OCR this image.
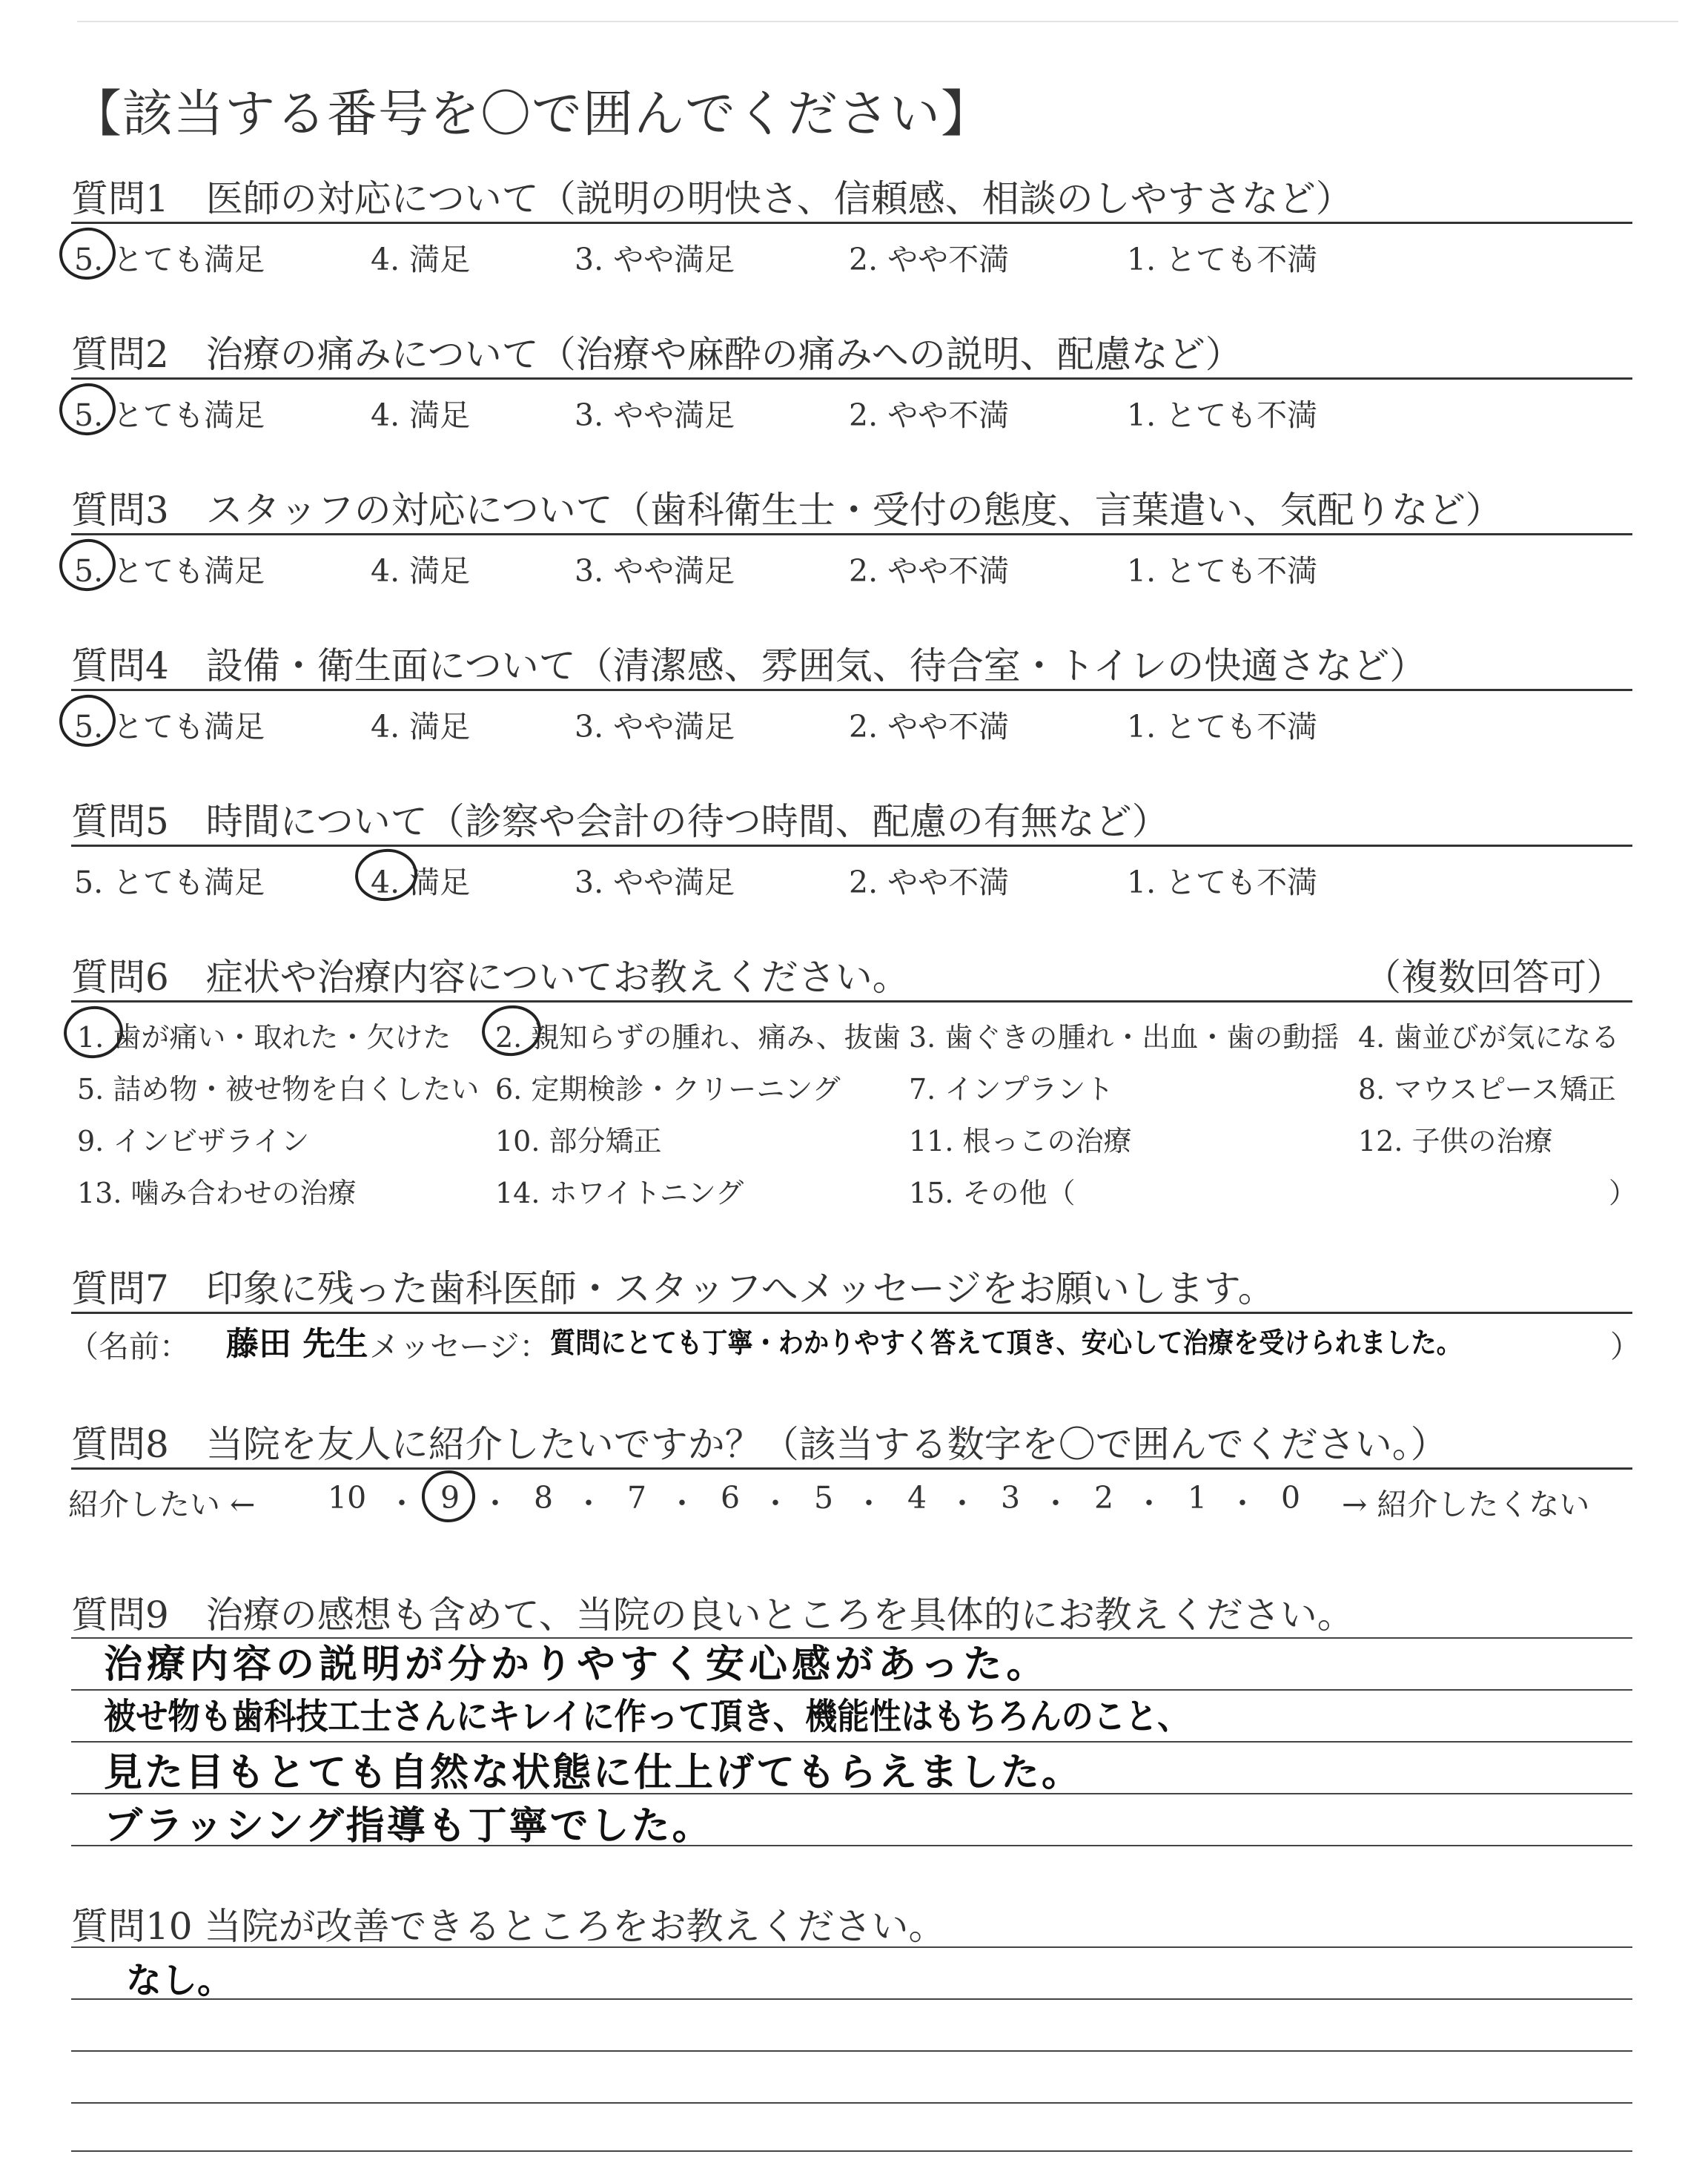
【該当する番号を〇で囲んでください】
質問1　医師の対応について（説明の明快さ、信頼感、相談のしやすさなど）
5. とても満足	4. 満足	3. やや満足	2. やや不満	1. とても不満
質問2　治療の痛みについて（治療や麻酔の痛みへの説明、配慮など）
5. とても満足	4. 満足	3. やや満足	2. やや不満	1. とても不満
質問3　スタッフの対応について（歯科衛生士・受付の態度、言葉遣い、気配りなど）
5. とても満足	4. 満足	3. やや満足	2. やや不満	1. とても不満
質問4　設備・衛生面について（清潔感、雰囲気、待合室・トイレの快適さなど）
5. とても満足	4. 満足	3. やや満足	2. やや不満	1. とても不満
質問5　時間について（診察や会計の待つ時間、配慮の有無など）
5. とても満足	4. 満足	3. やや満足	2. やや不満	1. とても不満
質問6　症状や治療内容についてお教えください。	（複数回答可）
1. 歯が痛い・取れた・欠けた 2. 親知らずの腫れ、痛み、抜歯 3. 歯ぐきの腫れ・出血・歯の動揺 4. 歯並びが気になる
5. 詰め物・被せ物を白くしたい 6. 定期検診・クリーニング 7. インプラント	8. マウスピース矯正
9. インビザライン	10. 部分矯正	11. 根っこの治療	12. 子供の治療
13. 噛み合わせの治療	14. ホワイトニング	15. その他（	）
質問7　印象に残った歯科医師・スタッフへメッセージをお願いします。
（名前： 藤田 先生 メッセージ： 質問にとても丁寧・わかりやすく答えて頂き、安心して治療を受けられました。	）
質問8　当院を友人に紹介したいですか？（該当する数字を〇で囲んでください。）
紹介したい ← 10 ・ 9 ・ 8 ・ 7 ・ 6 ・ 5 ・ 4 ・ 3 ・ 2 ・ 1 ・ 0 → 紹介したくない
質問9　治療の感想も含めて、当院の良いところを具体的にお教えください。
治療内容の説明が分かりやすく安心感があった。
被せ物も歯科技工士さんにキレイに作って頂き、機能性はもちろんのこと、
見た目もとても自然な状態に仕上げてもらえました。
ブラッシング指導も丁寧でした。
質問10 当院が改善できるところをお教えください。
なし。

EXERCISE.
Retype the records exactly. Any image in them should not appear in what you write.

RESPONSE.
OCR this image.
【該当する番号を〇で囲んでください】
質問1　医師の対応について（説明の明快さ、信頼感、相談のしやすさなど）
5. とても満足	4. 満足	3. やや満足	2. やや不満	1. とても不満
質問2　治療の痛みについて（治療や麻酔の痛みへの説明、配慮など）
5. とても満足	4. 満足	3. やや満足	2. やや不満	1. とても不満
質問3　スタッフの対応について（歯科衛生士・受付の態度、言葉遣い、気配りなど）
5. とても満足	4. 満足	3. やや満足	2. やや不満	1. とても不満
質問4　設備・衛生面について（清潔感、雰囲気、待合室・トイレの快適さなど）
5. とても満足	4. 満足	3. やや満足	2. やや不満	1. とても不満
質問5　時間について（診察や会計の待つ時間、配慮の有無など）
5. とても満足	4. 満足	3. やや満足	2. やや不満	1. とても不満
質問6　症状や治療内容についてお教えください。	（複数回答可）
1. 歯が痛い・取れた・欠けた 2. 親知らずの腫れ、痛み、抜歯 3. 歯ぐきの腫れ・出血・歯の動揺 4. 歯並びが気になる
5. 詰め物・被せ物を白くしたい 6. 定期検診・クリーニング 7. インプラント	8. マウスピース矯正
9. インビザライン	10. 部分矯正	11. 根っこの治療	12. 子供の治療
13. 噛み合わせの治療	14. ホワイトニング	15. その他（	）
質問7　印象に残った歯科医師・スタッフへメッセージをお願いします。
（名前： 藤田 先生 メッセージ： 質問にとても丁寧・わかりやすく答えて頂き、安心して治療を受けられました。	）
質問8　当院を友人に紹介したいですか？（該当する数字を〇で囲んでください。）
紹介したい ← 10 ・ 9 ・ 8 ・ 7 ・ 6 ・ 5 ・ 4 ・ 3 ・ 2 ・ 1 ・ 0 → 紹介したくない
質問9　治療の感想も含めて、当院の良いところを具体的にお教えください。
治療内容の説明が分かりやすく安心感があった。
被せ物も歯科技工士さんにキレイに作って頂き、機能性はもちろんのこと、
見た目もとても自然な状態に仕上げてもらえました。
ブラッシング指導も丁寧でした。
質問10 当院が改善できるところをお教えください。
なし。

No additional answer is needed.